• **Work instructions**
Copy each line that contains the string "September".

• **Records supplied**
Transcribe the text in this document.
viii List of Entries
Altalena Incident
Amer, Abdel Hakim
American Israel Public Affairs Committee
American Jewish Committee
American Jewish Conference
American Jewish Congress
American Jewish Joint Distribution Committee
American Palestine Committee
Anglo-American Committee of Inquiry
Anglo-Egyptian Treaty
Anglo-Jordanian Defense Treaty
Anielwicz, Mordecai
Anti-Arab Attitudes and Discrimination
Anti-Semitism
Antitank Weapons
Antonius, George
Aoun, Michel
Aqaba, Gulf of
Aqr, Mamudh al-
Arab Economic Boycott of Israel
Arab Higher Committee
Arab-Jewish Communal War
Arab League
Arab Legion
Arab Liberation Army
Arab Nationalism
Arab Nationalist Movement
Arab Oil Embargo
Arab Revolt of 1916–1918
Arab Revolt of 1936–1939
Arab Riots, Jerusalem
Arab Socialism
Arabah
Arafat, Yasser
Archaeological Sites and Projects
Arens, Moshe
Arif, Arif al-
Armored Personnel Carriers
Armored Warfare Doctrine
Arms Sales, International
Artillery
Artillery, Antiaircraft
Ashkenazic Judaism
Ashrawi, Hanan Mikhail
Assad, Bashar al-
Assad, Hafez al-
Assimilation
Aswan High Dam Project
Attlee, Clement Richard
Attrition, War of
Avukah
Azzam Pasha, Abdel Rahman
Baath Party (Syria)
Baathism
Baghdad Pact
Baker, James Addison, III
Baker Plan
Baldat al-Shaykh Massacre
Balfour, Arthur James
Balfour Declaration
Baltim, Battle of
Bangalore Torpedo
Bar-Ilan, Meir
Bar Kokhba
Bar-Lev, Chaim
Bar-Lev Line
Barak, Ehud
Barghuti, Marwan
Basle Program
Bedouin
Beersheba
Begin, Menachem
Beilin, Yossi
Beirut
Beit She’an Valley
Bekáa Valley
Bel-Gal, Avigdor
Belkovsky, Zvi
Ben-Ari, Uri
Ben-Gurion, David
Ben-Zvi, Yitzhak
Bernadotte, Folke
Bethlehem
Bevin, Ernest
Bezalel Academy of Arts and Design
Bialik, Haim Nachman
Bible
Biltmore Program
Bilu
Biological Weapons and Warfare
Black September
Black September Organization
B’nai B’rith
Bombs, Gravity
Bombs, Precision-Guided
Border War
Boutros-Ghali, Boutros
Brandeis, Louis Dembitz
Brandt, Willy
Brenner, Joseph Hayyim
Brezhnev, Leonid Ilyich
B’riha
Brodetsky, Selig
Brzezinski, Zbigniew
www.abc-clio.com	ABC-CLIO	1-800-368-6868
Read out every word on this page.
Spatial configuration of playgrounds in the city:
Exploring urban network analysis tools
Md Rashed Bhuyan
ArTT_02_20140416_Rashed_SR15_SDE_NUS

• **Complete output**
Black September
Black September Organization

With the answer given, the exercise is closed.